[Stored data entries]
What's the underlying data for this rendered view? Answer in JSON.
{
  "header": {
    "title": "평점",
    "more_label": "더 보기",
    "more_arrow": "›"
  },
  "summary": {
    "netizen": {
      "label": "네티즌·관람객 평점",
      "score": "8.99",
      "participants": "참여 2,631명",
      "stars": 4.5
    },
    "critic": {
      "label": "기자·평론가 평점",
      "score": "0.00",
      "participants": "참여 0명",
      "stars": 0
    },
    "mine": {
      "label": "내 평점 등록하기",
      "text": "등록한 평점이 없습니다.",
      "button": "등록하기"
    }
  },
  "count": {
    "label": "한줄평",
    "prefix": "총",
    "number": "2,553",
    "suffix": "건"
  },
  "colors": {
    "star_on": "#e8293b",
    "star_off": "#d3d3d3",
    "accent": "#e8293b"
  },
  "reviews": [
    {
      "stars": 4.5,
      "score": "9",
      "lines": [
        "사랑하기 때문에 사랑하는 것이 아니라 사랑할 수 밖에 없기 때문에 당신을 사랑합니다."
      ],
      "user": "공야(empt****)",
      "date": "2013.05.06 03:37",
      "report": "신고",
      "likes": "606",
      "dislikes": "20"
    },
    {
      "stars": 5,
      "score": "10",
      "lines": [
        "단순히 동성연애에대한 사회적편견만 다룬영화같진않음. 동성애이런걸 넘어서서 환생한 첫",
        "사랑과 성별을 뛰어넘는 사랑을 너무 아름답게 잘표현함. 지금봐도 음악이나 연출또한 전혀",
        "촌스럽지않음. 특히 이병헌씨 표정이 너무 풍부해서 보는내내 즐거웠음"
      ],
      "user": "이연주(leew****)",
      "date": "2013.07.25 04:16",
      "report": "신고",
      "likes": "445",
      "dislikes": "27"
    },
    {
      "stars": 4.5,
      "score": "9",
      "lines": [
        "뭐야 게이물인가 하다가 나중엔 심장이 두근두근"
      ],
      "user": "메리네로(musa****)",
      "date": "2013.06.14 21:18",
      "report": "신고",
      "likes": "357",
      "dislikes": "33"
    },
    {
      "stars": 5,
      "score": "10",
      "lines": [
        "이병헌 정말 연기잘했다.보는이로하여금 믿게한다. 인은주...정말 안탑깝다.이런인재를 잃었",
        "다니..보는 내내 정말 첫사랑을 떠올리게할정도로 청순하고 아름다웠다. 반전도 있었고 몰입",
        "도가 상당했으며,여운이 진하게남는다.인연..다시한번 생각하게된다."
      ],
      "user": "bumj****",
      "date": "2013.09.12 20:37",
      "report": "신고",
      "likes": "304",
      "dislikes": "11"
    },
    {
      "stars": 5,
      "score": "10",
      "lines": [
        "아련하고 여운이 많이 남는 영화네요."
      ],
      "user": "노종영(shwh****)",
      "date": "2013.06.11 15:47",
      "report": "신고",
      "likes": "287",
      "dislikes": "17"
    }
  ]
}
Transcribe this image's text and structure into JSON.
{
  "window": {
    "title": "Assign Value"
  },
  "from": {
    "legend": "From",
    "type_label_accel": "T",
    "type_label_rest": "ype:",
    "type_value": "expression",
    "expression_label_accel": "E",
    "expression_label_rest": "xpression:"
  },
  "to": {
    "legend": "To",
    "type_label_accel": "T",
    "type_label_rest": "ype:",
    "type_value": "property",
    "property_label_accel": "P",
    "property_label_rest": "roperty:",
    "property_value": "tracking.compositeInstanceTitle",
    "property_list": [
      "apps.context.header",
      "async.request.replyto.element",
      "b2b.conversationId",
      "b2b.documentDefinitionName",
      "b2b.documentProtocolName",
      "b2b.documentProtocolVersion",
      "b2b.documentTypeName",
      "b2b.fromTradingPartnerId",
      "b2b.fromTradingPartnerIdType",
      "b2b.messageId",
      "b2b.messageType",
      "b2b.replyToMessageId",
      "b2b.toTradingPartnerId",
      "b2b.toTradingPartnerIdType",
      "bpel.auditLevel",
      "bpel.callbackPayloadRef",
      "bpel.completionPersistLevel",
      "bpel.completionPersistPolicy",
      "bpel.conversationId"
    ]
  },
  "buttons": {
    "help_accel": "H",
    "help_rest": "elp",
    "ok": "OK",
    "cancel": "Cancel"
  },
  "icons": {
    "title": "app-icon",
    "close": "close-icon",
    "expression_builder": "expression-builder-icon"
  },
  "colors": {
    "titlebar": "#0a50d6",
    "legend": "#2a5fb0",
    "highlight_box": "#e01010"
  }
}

---

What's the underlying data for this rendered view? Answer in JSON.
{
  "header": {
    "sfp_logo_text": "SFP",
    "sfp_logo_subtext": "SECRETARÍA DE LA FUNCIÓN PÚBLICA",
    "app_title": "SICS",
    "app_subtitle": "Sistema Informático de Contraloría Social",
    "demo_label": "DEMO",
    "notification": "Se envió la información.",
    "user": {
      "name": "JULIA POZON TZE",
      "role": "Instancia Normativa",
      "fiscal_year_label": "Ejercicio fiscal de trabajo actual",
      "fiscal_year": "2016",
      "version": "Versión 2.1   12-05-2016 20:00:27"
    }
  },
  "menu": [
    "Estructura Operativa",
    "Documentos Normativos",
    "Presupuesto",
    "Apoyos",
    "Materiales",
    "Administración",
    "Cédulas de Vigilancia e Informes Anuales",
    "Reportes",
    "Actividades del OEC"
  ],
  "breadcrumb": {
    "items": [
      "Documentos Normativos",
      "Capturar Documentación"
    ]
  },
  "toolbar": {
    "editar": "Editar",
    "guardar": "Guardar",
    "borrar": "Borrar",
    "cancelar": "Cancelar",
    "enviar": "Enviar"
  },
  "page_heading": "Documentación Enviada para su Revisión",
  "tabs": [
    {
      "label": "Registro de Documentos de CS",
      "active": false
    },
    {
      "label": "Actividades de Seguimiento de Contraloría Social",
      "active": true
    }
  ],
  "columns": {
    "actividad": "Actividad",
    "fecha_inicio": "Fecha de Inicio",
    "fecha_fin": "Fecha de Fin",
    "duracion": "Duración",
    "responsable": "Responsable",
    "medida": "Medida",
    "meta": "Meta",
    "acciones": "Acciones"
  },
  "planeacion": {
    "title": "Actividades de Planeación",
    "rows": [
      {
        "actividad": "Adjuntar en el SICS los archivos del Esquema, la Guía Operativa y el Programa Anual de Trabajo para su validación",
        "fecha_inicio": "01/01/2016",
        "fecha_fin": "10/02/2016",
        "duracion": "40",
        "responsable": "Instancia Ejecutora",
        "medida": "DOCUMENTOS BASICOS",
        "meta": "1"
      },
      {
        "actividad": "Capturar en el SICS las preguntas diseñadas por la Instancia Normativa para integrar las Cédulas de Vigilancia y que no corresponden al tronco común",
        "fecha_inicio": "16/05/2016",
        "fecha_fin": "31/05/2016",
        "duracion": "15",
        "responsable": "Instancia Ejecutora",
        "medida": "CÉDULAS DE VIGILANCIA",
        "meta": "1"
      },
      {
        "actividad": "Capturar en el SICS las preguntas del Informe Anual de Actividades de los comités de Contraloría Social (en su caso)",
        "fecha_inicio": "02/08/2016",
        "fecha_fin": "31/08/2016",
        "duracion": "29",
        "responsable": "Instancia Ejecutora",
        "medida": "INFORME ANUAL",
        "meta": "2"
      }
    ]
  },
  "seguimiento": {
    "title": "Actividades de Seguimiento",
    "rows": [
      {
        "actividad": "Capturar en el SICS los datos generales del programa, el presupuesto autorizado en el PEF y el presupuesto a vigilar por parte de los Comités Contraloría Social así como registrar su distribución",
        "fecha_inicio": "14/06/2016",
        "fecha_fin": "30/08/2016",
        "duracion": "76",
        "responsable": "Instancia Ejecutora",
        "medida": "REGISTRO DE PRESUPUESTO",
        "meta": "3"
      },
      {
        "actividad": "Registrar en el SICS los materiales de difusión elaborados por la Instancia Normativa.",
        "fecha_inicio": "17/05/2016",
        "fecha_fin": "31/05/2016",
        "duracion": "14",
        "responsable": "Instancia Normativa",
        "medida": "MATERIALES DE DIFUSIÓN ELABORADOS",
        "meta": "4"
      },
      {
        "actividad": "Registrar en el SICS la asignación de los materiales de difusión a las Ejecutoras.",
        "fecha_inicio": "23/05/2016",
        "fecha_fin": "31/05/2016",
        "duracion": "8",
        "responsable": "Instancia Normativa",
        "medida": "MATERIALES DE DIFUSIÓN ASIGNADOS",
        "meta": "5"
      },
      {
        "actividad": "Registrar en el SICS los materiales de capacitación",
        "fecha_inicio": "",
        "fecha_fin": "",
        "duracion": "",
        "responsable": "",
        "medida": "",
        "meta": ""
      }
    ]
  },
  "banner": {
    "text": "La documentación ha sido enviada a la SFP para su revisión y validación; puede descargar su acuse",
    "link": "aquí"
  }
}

What is needed =
How many lines in the entries contain the string "dislikes"? Answer with the number only.

Solution to this task =
5